● What the exercise asks: Restate every entry word for word.

● Data to process:
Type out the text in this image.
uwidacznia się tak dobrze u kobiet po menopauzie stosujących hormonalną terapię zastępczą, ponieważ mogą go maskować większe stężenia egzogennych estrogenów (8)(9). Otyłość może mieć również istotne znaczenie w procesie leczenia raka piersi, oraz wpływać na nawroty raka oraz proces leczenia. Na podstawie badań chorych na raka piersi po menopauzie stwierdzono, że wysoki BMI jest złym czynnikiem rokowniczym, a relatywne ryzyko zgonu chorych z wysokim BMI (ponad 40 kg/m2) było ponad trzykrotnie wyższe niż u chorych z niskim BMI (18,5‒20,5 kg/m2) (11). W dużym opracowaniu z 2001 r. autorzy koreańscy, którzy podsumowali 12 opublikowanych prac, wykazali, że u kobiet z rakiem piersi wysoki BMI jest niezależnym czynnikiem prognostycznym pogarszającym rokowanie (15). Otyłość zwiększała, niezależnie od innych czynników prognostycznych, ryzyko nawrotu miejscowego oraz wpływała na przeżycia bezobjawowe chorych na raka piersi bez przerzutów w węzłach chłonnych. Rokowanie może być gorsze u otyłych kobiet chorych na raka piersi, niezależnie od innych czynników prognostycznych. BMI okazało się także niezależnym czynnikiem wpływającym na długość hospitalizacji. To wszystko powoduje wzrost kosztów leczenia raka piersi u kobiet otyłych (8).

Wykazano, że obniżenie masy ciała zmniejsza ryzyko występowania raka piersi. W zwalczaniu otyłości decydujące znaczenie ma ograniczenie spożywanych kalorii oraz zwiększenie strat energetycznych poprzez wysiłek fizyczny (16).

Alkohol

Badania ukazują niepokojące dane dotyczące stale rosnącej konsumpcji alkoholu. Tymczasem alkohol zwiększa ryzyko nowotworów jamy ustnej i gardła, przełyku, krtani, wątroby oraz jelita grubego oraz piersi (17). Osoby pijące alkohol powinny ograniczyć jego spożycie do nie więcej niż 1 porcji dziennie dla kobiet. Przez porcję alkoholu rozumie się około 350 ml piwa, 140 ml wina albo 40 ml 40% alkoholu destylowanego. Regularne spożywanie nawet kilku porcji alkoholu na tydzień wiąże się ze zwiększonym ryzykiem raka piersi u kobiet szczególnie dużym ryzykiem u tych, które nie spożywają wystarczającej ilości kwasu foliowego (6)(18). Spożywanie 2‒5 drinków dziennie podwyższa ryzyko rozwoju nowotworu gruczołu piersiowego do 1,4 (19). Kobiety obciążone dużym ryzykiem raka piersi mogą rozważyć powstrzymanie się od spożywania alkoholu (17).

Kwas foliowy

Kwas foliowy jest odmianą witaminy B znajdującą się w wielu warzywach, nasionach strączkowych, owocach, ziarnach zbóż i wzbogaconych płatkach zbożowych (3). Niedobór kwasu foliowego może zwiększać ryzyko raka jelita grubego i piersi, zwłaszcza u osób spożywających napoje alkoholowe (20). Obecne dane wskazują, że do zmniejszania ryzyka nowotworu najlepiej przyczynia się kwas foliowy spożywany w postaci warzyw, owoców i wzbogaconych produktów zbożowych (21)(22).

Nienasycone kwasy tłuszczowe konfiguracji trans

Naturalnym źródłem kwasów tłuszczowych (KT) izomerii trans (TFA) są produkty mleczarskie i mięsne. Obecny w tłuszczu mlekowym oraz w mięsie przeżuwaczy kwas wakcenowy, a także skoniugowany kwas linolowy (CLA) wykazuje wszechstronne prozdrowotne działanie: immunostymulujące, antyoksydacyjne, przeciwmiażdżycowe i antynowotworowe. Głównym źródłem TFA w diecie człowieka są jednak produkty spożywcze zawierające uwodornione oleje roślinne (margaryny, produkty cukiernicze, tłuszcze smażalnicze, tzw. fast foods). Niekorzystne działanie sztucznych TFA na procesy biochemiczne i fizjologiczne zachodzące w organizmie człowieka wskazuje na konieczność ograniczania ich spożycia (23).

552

● The reply:
Type out the text in this image.
uwidacznia się tak dobrze u kobiet po menopauzie stosujących hormonalną terapię zastępczą, ponieważ mogą go maskować większe stężenia egzogennych estrogenów (8)(9). Otyłość może mieć również istotne znaczenie w procesie leczenia raka piersi, oraz wpływać na nawroty raka oraz proces leczenia. Na podstawie badań chorych na raka piersi po menopauzie stwierdzono, że wysoki BMI jest złym czynnikiem rokowniczym, a relatywne ryzyko zgonu chorych z wysokim BMI (ponad 40 kg/m2) było ponad trzykrotnie wyższe niż u chorych z niskim BMI (18,5‒20,5 kg/m2) (11). W dużym opracowaniu z 2001 r. autorzy koreańscy, którzy podsumowali 12 opublikowanych prac, wykazali, że u kobiet z rakiem piersi wysoki BMI jest niezależnym czynnikiem prognostycznym pogarszającym rokowanie (15). Otyłość zwiększała, niezależnie od innych czynników prognostycznych, ryzyko nawrotu miejscowego oraz wpływała na przeżycia bezobjawowe chorych na raka piersi bez przerzutów w węzłach chłonnych. Rokowanie może być gorsze u otyłych kobiet chorych na raka piersi, niezależnie od innych czynników prognostycznych. BMI okazało się także niezależnym czynnikiem wpływającym na długość hospitalizacji. To wszystko powoduje wzrost kosztów leczenia raka piersi u kobiet otyłych (8).

Wykazano, że obniżenie masy ciała zmniejsza ryzyko występowania raka piersi. W zwalczaniu otyłości decydujące znaczenie ma ograniczenie spożywanych kalorii oraz zwiększenie strat energetycznych poprzez wysiłek fizyczny (16).

Alkohol

Badania ukazują niepokojące dane dotyczące stale rosnącej konsumpcji alkoholu. Tymczasem alkohol zwiększa ryzyko nowotworów jamy ustnej i gardła, przełyku, krtani, wątroby oraz jelita grubego oraz piersi (17). Osoby pijące alkohol powinny ograniczyć jego spożycie do nie więcej niż 1 porcji dziennie dla kobiet. Przez porcję alkoholu rozumie się około 350 ml piwa, 140 ml wina albo 40 ml 40% alkoholu destylowanego. Regularne spożywanie nawet kilku porcji alkoholu na tydzień wiąże się ze zwiększonym ryzykiem raka piersi u kobiet szczególnie dużym ryzykiem u tych, które nie spożywają wystarczającej ilości kwasu foliowego (6)(18). Spożywanie 2‒5 drinków dziennie podwyższa ryzyko rozwoju nowotworu gruczołu piersiowego do 1,4 (19). Kobiety obciążone dużym ryzykiem raka piersi mogą rozważyć powstrzymanie się od spożywania alkoholu (17).

Kwas foliowy

Kwas foliowy jest odmianą witaminy B znajdującą się w wielu warzywach, nasionach strączkowych, owocach, ziarnach zbóż i wzbogaconych płatkach zbożowych (3). Niedobór kwasu foliowego może zwiększać ryzyko raka jelita grubego i piersi, zwłaszcza u osób spożywających napoje alkoholowe (20). Obecne dane wskazują, że do zmniejszania ryzyka nowotworu najlepiej przyczynia się kwas foliowy spożywany w postaci warzyw, owoców i wzbogaconych produktów zbożowych (21)(22).

Nienasycone kwasy tłuszczowe konfiguracji trans

Naturalnym źródłem kwasów tłuszczowych (KT) izomerii trans (TFA) są produkty mleczarskie i mięsne. Obecny w tłuszczu mlekowym oraz w mięsie przeżuwaczy kwas wakcenowy, a także skoniugowany kwas linolowy (CLA) wykazuje wszechstronne prozdrowotne działanie: immunostymulujące, antyoksydacyjne, przeciwmiażdżycowe i antynowotworowe. Głównym źródłem TFA w diecie człowieka są jednak produkty spożywcze zawierające uwodornione oleje roślinne (margaryny, produkty cukiernicze, tłuszcze smażalnicze, tzw. fast foods). Niekorzystne działanie sztucznych TFA na procesy biochemiczne i fizjologiczne zachodzące w organizmie człowieka wskazuje na konieczność ograniczania ich spożycia (23).

552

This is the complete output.